Can a FigJam whiteboard become a spatial, hand-tracked workspace that distributed teams share in real time?

Snapdragon Spaces
XR / AR
Hand tracking
FigJam / Figma
Spatial anchors
[
2023
]
Overview
 ]

In collaboration with Qualcomm, we built StickiesXR on Snapdragon Spaces — an XR prototype that lifts FigJam's flat sticky-note board into the room around you. Walk up to your notes, move them with your hands, and watch everything sync back to FigJam in real time.

StickiesXR

[ Year ]

2023

[ Context ]

We wanted to know whether emerging XR hardware could bring back the spatial, physical feel of brainstorming without losing the digital workflow teams already rely on.

[ Solution ]

An XR whiteboarding app on Qualcomm Snapdragon Spaces. Users place and arrange virtual sticky notes anchored to their real environment, manipulate them with hand gestures, and collaborate in a shared space that syncs to a FigJam workspace in real time.

The problem space

Whiteboarding is the most spatial form of teamwork there is — people stand, point, cluster notes, and read the room. When teams went remote, that ritual collapsed into a flat canvas on a laptop. The open R&D question: had XR hardware and tracking matured enough to make spatial collaboration feel natural, while still plugging into the 2D tools (FigJam/Figma) teams won't abandon?

0

controllers needed — notes are manipulated by hand gesture alone

2

XR headsets supported (Lenovo ThinkReality A3, Meta Quest Pro)

Real-time

sticky notes sync straight to a shared FigJam workspace

Note: this is an exploratory XR prototype, so external problem-space stats are thinner than a market-driven product. Flagged figures above are optional — confirm before publishing or drop the band and keep the prose.

Technology choices

What we evaluated, what we chose, and why.

Chosen
Qualcomm Snapdragon Spaces

The core enabler. Its hand-tracking let us manipulate notes with natural gestures, and Local Anchors let the board realistically co-exist with the physical room. Building on Snapdragon Spaces also opened cross-device support rather than locking us to one headset.

■ ■ ■ ■ ■

=== What you are asked to do ===
Copy out the full StickiesXR case study above, word for word.

=== Data extracts ===
■ ■ ■ ■ ■

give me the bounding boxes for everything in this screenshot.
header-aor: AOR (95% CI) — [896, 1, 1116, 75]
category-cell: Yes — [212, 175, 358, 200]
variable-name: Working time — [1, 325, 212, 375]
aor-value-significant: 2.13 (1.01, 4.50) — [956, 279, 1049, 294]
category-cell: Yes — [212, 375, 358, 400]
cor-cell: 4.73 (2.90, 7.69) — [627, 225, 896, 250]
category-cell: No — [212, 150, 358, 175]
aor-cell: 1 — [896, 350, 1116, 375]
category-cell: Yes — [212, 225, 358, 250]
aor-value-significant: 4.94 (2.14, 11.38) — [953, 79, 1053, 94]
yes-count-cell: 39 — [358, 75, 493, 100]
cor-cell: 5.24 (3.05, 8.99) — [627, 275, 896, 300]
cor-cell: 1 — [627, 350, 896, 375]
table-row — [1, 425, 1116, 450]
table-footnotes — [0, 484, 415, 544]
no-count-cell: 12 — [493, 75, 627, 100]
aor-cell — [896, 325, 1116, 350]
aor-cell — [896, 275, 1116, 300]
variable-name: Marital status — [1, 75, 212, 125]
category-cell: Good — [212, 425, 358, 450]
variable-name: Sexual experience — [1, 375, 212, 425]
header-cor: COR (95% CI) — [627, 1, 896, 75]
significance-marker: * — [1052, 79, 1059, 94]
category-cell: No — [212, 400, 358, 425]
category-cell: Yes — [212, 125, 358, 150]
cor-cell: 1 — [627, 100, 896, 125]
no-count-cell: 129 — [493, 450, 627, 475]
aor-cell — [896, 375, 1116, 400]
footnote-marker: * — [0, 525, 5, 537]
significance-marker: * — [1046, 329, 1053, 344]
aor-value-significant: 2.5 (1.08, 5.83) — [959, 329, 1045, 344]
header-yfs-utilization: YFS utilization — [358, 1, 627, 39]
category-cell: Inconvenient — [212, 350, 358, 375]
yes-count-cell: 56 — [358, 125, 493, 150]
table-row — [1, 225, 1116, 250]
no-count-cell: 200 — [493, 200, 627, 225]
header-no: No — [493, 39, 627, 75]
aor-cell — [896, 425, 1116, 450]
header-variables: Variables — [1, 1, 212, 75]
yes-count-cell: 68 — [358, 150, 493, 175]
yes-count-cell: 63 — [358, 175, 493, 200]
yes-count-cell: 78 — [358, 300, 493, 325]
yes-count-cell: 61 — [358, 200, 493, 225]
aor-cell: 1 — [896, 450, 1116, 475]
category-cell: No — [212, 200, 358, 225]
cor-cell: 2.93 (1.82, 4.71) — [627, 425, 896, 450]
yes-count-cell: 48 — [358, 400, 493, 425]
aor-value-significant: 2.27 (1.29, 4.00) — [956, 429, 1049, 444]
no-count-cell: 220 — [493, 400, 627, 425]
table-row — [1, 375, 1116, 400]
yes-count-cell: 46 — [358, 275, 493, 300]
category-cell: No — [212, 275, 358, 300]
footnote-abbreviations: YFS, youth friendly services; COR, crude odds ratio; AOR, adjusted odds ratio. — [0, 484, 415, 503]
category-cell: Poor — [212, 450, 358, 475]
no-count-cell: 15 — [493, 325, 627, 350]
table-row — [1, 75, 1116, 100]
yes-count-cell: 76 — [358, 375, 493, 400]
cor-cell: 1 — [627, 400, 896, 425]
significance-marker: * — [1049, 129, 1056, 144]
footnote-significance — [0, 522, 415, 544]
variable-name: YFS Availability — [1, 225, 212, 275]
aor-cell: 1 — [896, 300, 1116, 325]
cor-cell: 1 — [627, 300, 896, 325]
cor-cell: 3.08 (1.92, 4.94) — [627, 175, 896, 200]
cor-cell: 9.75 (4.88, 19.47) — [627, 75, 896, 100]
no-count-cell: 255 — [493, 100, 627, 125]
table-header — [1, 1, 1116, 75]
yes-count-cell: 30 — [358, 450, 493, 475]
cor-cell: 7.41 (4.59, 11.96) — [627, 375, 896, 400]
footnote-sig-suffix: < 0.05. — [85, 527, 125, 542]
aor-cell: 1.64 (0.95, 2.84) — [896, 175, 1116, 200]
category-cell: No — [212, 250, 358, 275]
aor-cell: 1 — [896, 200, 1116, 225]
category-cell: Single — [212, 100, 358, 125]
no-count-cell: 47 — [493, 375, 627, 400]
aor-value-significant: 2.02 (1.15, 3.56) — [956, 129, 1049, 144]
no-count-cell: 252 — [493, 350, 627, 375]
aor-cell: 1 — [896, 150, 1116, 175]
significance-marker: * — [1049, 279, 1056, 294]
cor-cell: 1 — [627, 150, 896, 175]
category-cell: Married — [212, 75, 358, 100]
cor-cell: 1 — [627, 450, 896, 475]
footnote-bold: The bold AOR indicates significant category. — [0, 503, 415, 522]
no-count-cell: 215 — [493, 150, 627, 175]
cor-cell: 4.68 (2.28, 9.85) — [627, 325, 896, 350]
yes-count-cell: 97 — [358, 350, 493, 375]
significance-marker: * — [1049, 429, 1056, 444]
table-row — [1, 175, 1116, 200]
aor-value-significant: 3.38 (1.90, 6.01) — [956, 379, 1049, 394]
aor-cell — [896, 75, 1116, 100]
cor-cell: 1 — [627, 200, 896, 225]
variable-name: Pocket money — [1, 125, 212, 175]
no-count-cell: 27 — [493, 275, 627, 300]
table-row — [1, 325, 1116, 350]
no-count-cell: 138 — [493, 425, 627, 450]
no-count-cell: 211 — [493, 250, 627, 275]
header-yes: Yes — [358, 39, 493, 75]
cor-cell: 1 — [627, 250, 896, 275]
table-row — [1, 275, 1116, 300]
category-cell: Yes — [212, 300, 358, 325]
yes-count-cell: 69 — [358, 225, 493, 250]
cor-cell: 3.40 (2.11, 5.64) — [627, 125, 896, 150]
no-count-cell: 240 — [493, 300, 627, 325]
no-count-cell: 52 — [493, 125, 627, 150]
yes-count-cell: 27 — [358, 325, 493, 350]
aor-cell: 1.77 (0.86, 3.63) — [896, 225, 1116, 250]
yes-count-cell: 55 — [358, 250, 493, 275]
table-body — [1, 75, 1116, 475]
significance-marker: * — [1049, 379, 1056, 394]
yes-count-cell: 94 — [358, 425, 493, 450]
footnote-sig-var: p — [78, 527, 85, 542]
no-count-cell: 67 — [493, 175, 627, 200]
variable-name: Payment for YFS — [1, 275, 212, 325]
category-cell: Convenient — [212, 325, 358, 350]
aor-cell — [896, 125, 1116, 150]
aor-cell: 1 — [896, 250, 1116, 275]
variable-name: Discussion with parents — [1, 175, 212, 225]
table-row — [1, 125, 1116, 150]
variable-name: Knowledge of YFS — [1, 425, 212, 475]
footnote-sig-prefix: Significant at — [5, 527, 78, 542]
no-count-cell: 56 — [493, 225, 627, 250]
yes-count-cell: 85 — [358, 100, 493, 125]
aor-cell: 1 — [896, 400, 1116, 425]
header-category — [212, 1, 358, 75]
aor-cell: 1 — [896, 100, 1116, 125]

■ ■ ■ ■ ■

=== Answer area ===
Can a FigJam whiteboard become a spatial, hand-tracked workspace that distributed teams share in real time?

Snapdragon Spaces
XR / AR
Hand tracking
FigJam / Figma
Spatial anchors
[
2023
]
Overview
 ]

In collaboration with Qualcomm, we built StickiesXR on Snapdragon Spaces — an XR prototype that lifts FigJam's flat sticky-note board into the room around you. Walk up to your notes, move them with your hands, and watch everything sync back to FigJam in real time.

StickiesXR

[ Year ]

2023

[ Context ]

We wanted to know whether emerging XR hardware could bring back the spatial, physical feel of brainstorming without losing the digital workflow teams already rely on.

[ Solution ]

An XR whiteboarding app on Qualcomm Snapdragon Spaces. Users place and arrange virtual sticky notes anchored to their real environment, manipulate them with hand gestures, and collaborate in a shared space that syncs to a FigJam workspace in real time.

The problem space

Whiteboarding is the most spatial form of teamwork there is — people stand, point, cluster notes, and read the room. When teams went remote, that ritual collapsed into a flat canvas on a laptop. The open R&D question: had XR hardware and tracking matured enough to make spatial collaboration feel natural, while still plugging into the 2D tools (FigJam/Figma) teams won't abandon?

0

controllers needed — notes are manipulated by hand gesture alone

2

XR headsets supported (Lenovo ThinkReality A3, Meta Quest Pro)

Real-time

sticky notes sync straight to a shared FigJam workspace

Note: this is an exploratory XR prototype, so external problem-space stats are thinner than a market-driven product. Flagged figures above are optional — confirm before publishing or drop the band and keep the prose.

Technology choices

What we evaluated, what we chose, and why.

Chosen
Qualcomm Snapdragon Spaces

The core enabler. Its hand-tracking let us manipulate notes with natural gestures, and Local Anchors let the board realistically co-exist with the physical room. Building on Snapdragon Spaces also opened cross-device support rather than locking us to one headset.